#### Data section:
··········

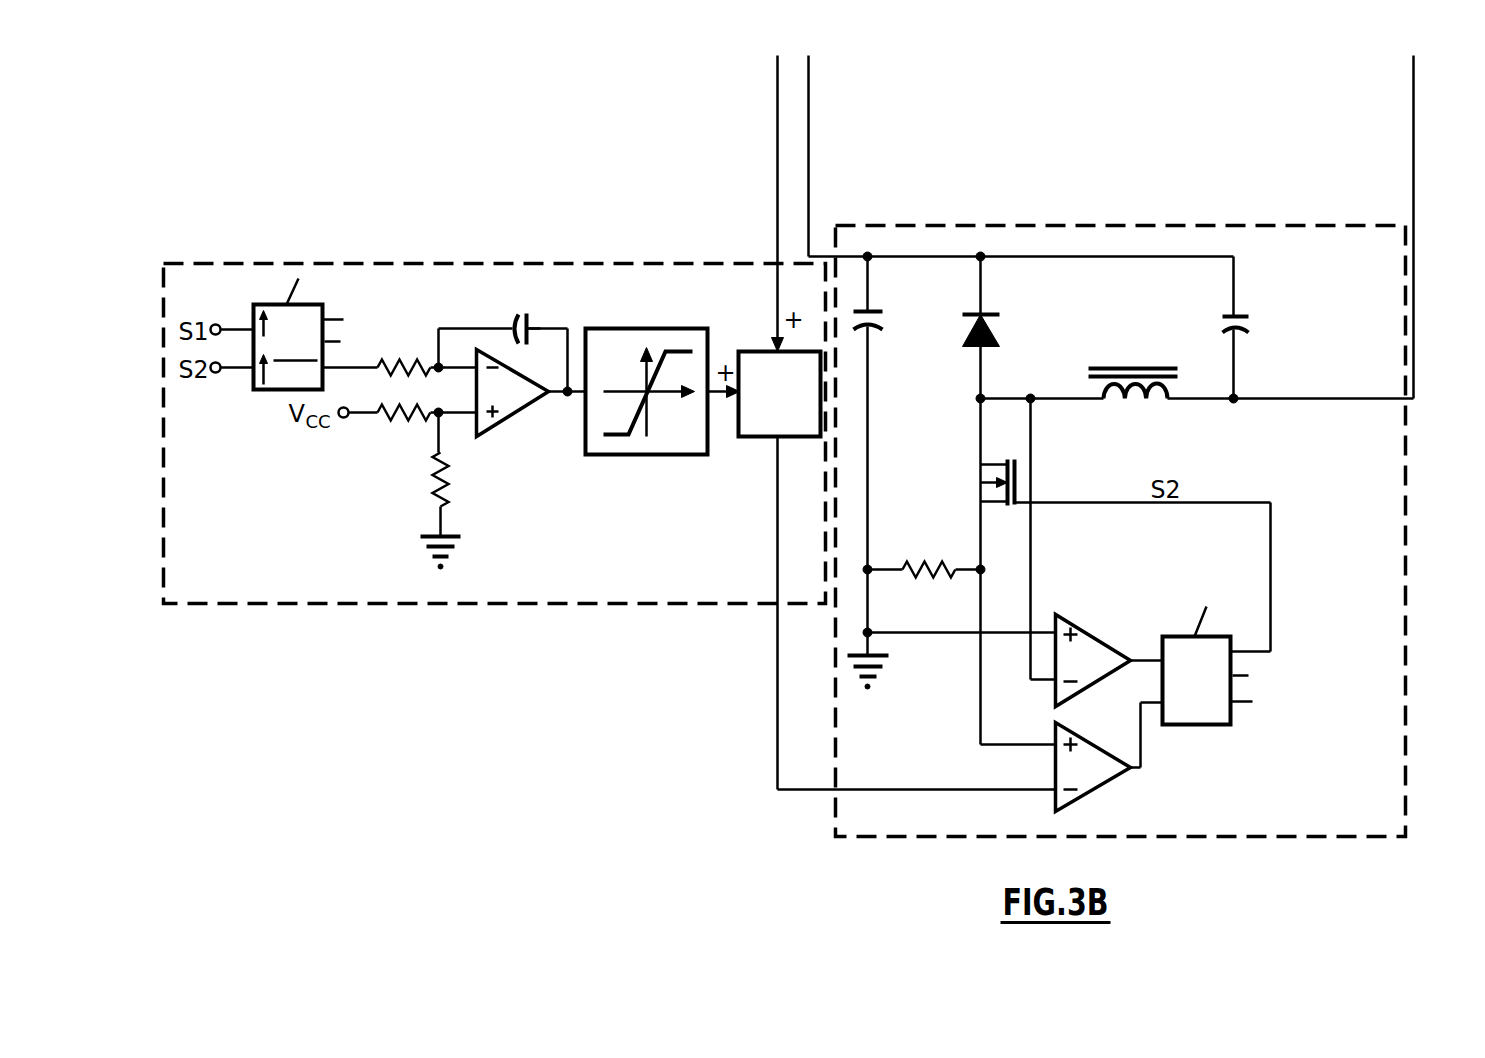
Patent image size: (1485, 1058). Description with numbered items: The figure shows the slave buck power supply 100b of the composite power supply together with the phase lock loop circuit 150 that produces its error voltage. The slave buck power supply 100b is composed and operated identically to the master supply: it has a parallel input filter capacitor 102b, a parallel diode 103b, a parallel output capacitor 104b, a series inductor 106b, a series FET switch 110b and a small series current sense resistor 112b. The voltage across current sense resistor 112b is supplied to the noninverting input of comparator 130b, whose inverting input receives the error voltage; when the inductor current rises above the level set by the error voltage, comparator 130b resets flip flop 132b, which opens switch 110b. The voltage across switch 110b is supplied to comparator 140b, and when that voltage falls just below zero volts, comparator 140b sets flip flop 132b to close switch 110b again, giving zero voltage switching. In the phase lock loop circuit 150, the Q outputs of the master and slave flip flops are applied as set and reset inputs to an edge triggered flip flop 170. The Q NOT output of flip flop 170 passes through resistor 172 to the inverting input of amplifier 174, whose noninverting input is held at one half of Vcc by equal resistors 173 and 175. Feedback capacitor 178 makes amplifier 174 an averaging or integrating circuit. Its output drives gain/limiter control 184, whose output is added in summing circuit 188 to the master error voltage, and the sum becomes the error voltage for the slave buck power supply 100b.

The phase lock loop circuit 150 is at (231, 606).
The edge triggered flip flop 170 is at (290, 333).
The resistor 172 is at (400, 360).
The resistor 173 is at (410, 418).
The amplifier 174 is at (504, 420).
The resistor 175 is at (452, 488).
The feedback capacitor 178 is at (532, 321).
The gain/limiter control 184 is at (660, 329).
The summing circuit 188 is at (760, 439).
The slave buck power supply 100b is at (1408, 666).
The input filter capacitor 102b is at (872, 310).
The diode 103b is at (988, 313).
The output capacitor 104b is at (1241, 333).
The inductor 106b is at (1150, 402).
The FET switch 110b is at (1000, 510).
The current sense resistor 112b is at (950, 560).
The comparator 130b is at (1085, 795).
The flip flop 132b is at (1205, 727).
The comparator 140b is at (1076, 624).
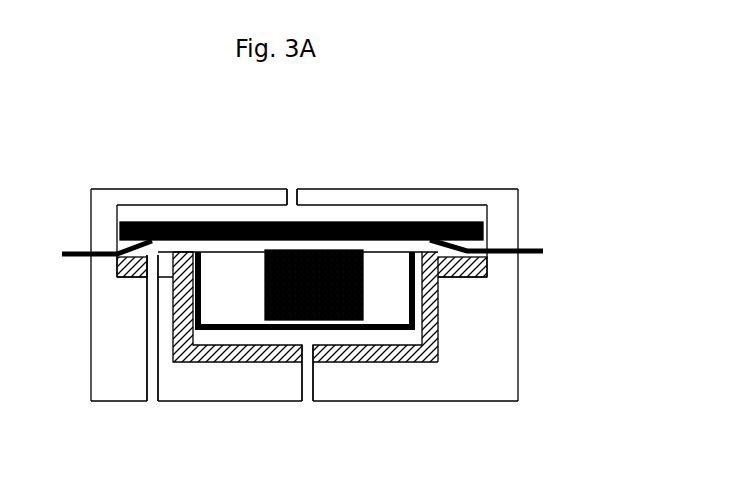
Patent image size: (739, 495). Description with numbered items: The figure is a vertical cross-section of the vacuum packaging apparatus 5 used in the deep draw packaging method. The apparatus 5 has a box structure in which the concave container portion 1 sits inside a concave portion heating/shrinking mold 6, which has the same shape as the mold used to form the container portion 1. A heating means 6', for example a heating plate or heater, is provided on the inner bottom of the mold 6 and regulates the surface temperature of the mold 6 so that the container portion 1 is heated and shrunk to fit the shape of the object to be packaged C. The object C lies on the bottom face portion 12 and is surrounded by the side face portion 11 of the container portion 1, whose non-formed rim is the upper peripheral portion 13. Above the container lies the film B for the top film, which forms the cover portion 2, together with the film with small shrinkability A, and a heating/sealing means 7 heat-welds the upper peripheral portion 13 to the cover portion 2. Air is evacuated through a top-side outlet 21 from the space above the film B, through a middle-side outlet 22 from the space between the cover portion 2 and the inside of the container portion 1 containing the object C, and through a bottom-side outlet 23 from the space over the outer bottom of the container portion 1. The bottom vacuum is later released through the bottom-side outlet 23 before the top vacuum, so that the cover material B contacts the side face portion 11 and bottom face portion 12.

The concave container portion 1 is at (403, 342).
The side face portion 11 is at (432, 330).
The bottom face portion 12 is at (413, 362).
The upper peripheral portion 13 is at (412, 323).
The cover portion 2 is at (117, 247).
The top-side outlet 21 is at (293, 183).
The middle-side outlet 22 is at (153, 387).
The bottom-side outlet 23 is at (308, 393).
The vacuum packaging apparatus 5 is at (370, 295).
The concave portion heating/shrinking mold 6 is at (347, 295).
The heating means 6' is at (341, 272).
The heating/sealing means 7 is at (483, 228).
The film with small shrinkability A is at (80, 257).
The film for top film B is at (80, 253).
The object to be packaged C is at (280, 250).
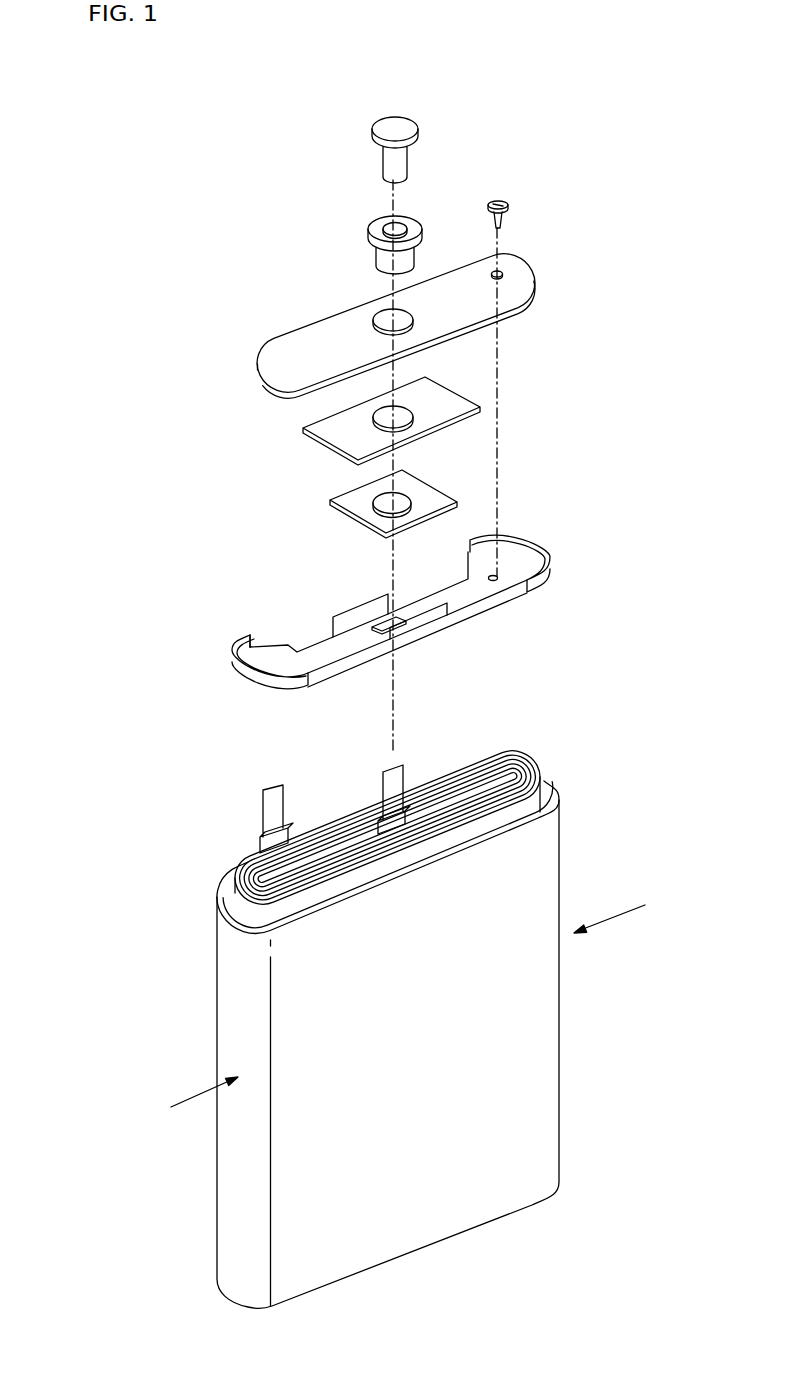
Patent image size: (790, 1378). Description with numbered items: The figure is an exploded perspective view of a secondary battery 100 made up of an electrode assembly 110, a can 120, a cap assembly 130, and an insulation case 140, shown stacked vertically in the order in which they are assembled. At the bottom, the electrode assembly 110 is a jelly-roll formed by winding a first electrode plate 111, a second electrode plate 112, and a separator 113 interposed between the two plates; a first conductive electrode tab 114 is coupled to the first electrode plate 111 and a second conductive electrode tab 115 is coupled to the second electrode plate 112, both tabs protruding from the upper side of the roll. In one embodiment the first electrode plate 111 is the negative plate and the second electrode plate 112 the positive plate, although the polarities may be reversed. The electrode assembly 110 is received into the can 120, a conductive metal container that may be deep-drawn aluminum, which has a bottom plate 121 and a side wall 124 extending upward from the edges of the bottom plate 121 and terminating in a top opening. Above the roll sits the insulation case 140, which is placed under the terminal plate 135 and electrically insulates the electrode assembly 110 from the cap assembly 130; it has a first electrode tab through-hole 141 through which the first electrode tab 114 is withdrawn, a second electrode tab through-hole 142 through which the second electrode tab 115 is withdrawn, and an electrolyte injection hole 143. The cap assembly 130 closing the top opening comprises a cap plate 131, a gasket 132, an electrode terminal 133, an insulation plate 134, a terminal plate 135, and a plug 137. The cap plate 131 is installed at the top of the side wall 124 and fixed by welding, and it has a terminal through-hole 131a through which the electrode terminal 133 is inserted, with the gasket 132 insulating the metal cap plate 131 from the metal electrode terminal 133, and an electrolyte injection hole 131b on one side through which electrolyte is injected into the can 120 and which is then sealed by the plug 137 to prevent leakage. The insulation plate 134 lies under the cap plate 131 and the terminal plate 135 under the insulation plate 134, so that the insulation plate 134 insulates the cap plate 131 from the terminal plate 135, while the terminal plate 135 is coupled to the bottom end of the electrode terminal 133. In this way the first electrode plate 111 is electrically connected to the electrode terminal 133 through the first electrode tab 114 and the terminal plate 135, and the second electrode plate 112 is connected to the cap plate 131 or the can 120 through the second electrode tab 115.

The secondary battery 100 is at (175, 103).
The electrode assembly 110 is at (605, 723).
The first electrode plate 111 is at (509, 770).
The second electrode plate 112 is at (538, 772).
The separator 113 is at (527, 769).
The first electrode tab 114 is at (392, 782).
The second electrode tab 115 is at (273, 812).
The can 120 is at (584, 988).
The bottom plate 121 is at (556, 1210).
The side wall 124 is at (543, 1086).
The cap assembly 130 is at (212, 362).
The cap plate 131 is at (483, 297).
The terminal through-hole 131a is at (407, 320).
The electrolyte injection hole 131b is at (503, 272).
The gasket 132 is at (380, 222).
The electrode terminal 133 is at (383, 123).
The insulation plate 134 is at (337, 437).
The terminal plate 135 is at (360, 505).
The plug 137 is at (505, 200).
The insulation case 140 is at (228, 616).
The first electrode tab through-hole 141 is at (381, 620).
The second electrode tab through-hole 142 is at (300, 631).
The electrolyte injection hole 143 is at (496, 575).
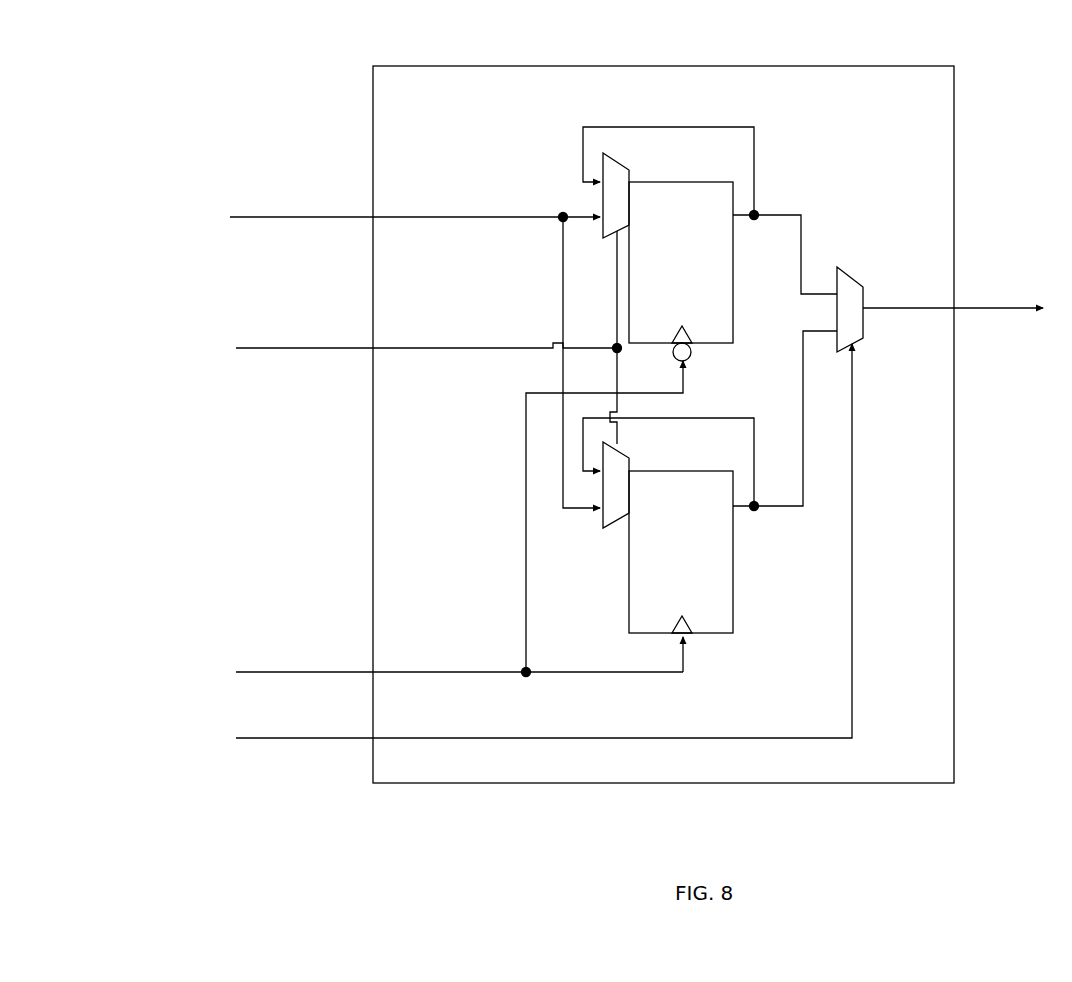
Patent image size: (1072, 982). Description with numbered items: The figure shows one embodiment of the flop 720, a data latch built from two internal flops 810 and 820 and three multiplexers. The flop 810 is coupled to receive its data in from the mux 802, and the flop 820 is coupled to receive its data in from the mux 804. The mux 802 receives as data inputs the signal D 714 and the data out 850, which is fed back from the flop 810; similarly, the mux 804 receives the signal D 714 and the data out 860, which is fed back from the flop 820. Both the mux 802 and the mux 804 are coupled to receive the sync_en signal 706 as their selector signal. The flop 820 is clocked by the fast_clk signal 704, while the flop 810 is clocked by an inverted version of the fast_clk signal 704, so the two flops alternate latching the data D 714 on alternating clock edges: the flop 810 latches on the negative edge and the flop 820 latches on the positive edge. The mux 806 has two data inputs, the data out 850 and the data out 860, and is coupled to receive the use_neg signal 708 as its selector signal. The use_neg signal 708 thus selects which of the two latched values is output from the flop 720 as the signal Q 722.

··········

#### Challenge:
Copy out all of the records above word for word, leaving the pictures out of your answer.

#### Exercise output:
Patent image size: (1485, 1058). Description with numbered items: The figure shows the slave buck power supply 100b of the composite power supply together with the phase lock loop circuit 150 that produces its error voltage. The slave buck power supply 100b is composed and operated identically to the master supply: it has a parallel input filter capacitor 102b, a parallel diode 103b, a parallel output capacitor 104b, a series inductor 106b, a series FET switch 110b and a small series current sense resistor 112b. The voltage across current sense resistor 112b is supplied to the noninverting input of comparator 130b, whose inverting input receives the error voltage; when the inductor current rises above the level set by the error voltage, comparator 130b resets flip flop 132b, which opens switch 110b. The voltage across switch 110b is supplied to comparator 140b, and when that voltage falls just below zero volts, comparator 140b sets flip flop 132b to close switch 110b again, giving zero voltage switching. In the phase lock loop circuit 150, the Q outputs of the master and slave flip flops are applied as set and reset inputs to an edge triggered flip flop 170. The Q NOT output of flip flop 170 passes through resistor 172 to the inverting input of amplifier 174, whose noninverting input is held at one half of Vcc by equal resistors 173 and 175. Feedback capacitor 178 makes amplifier 174 an averaging or integrating circuit. Its output drives gain/limiter control 184, whose output is added in summing circuit 188 to the master error voltage, and the sum becomes the error voltage for the slave buck power supply 100b.

The phase lock loop circuit 150 is at (231, 606).
The edge triggered flip flop 170 is at (290, 333).
The resistor 172 is at (400, 360).
The resistor 173 is at (410, 418).
The amplifier 174 is at (504, 420).
The resistor 175 is at (452, 488).
The feedback capacitor 178 is at (532, 321).
The gain/limiter control 184 is at (660, 329).
The summing circuit 188 is at (760, 439).
The slave buck power supply 100b is at (1408, 666).
The input filter capacitor 102b is at (872, 310).
The diode 103b is at (988, 313).
The output capacitor 104b is at (1241, 333).
The inductor 106b is at (1150, 402).
The FET switch 110b is at (1000, 510).
The current sense resistor 112b is at (950, 560).
The comparator 130b is at (1085, 795).
The flip flop 132b is at (1205, 727).
The comparator 140b is at (1076, 624).
Patent image size: (739, 495). Description with numbered items: The figure is a vertical cross-section of the vacuum packaging apparatus 5 used in the deep draw packaging method. The apparatus 5 has a box structure in which the concave container portion 1 sits inside a concave portion heating/shrinking mold 6, which has the same shape as the mold used to form the container portion 1. A heating means 6', for example a heating plate or heater, is provided on the inner bottom of the mold 6 and regulates the surface temperature of the mold 6 so that the container portion 1 is heated and shrunk to fit the shape of the object to be packaged C. The object C lies on the bottom face portion 12 and is surrounded by the side face portion 11 of the container portion 1, whose non-formed rim is the upper peripheral portion 13. Above the container lies the film B for the top film, which forms the cover portion 2, together with the film with small shrinkability A, and a heating/sealing means 7 heat-welds the upper peripheral portion 13 to the cover portion 2. Air is evacuated through a top-side outlet 21 from the space above the film B, through a middle-side outlet 22 from the space between the cover portion 2 and the inside of the container portion 1 containing the object C, and through a bottom-side outlet 23 from the space over the outer bottom of the container portion 1. The bottom vacuum is later released through the bottom-side outlet 23 before the top vacuum, so that the cover material B contacts the side face portion 11 and bottom face portion 12.

The concave container portion 1 is at (403, 342).
The side face portion 11 is at (432, 330).
The bottom face portion 12 is at (413, 362).
The upper peripheral portion 13 is at (412, 323).
The cover portion 2 is at (117, 247).
The top-side outlet 21 is at (293, 183).
The middle-side outlet 22 is at (153, 387).
The bottom-side outlet 23 is at (308, 393).
The vacuum packaging apparatus 5 is at (370, 295).
The concave portion heating/shrinking mold 6 is at (347, 295).
The heating means 6' is at (341, 272).
The heating/sealing means 7 is at (483, 228).
The film with small shrinkability A is at (80, 257).
The film for top film B is at (80, 253).
The object to be packaged C is at (280, 250).
Patent image size: (790, 1378). Description with numbered items: The figure is an exploded perspective view of a secondary battery 100 made up of an electrode assembly 110, a can 120, a cap assembly 130, and an insulation case 140, shown stacked vertically in the order in which they are assembled. At the bottom, the electrode assembly 110 is a jelly-roll formed by winding a first electrode plate 111, a second electrode plate 112, and a separator 113 interposed between the two plates; a first conductive electrode tab 114 is coupled to the first electrode plate 111 and a second conductive electrode tab 115 is coupled to the second electrode plate 112, both tabs protruding from the upper side of the roll. In one embodiment the first electrode plate 111 is the negative plate and the second electrode plate 112 the positive plate, although the polarities may be reversed. The electrode assembly 110 is received into the can 120, a conductive metal container that may be deep-drawn aluminum, which has a bottom plate 121 and a side wall 124 extending upward from the edges of the bottom plate 121 and terminating in a top opening. Above the roll sits the insulation case 140, which is placed under the terminal plate 135 and electrically insulates the electrode assembly 110 from the cap assembly 130; it has a first electrode tab through-hole 141 through which the first electrode tab 114 is withdrawn, a second electrode tab through-hole 142 through which the second electrode tab 115 is withdrawn, and an electrolyte injection hole 143. The cap assembly 130 closing the top opening comprises a cap plate 131, a gasket 132, an electrode terminal 133, an insulation plate 134, a terminal plate 135, and a plug 137. The cap plate 131 is installed at the top of the side wall 124 and fixed by welding, and it has a terminal through-hole 131a through which the electrode terminal 133 is inserted, with the gasket 132 insulating the metal cap plate 131 from the metal electrode terminal 133, and an electrolyte injection hole 131b on one side through which electrolyte is injected into the can 120 and which is then sealed by the plug 137 to prevent leakage. The insulation plate 134 lies under the cap plate 131 and the terminal plate 135 under the insulation plate 134, so that the insulation plate 134 insulates the cap plate 131 from the terminal plate 135, while the terminal plate 135 is coupled to the bottom end of the electrode terminal 133. In this way the first electrode plate 111 is electrically connected to the electrode terminal 133 through the first electrode tab 114 and the terminal plate 135, and the second electrode plate 112 is connected to the cap plate 131 or the can 120 through the second electrode tab 115.

The secondary battery 100 is at (175, 103).
The electrode assembly 110 is at (605, 723).
The first electrode plate 111 is at (509, 770).
The second electrode plate 112 is at (538, 772).
The separator 113 is at (527, 769).
The first electrode tab 114 is at (392, 782).
The second electrode tab 115 is at (273, 812).
The can 120 is at (584, 988).
The bottom plate 121 is at (556, 1210).
The side wall 124 is at (543, 1086).
The cap assembly 130 is at (212, 362).
The cap plate 131 is at (483, 297).
The terminal through-hole 131a is at (407, 320).
The electrolyte injection hole 131b is at (503, 272).
The gasket 132 is at (380, 222).
The electrode terminal 133 is at (383, 123).
The insulation plate 134 is at (337, 437).
The terminal plate 135 is at (360, 505).
The plug 137 is at (505, 200).
The insulation case 140 is at (228, 616).
The first electrode tab through-hole 141 is at (381, 620).
The second electrode tab through-hole 142 is at (300, 631).
The electrolyte injection hole 143 is at (496, 575).
Patent image size: (1072, 982). Description with numbered items: The figure shows one embodiment of the flop 720, a data latch built from two internal flops 810 and 820 and three multiplexers. The flop 810 is coupled to receive its data in from the mux 802, and the flop 820 is coupled to receive its data in from the mux 804. The mux 802 receives as data inputs the signal D 714 and the data out 850, which is fed back from the flop 810; similarly, the mux 804 receives the signal D 714 and the data out 860, which is fed back from the flop 820. Both the mux 802 and the mux 804 are coupled to receive the sync_en signal 706 as their selector signal. The flop 820 is clocked by the fast_clk signal 704, while the flop 810 is clocked by an inverted version of the fast_clk signal 704, so the two flops alternate latching the data D 714 on alternating clock edges: the flop 810 latches on the negative edge and the flop 820 latches on the positive edge. The mux 806 has two data inputs, the data out 850 and the data out 860, and is coupled to receive the use_neg signal 708 as its selector signal. The use_neg signal 708 thus selects which of the two latched values is output from the flop 720 as the signal Q 722.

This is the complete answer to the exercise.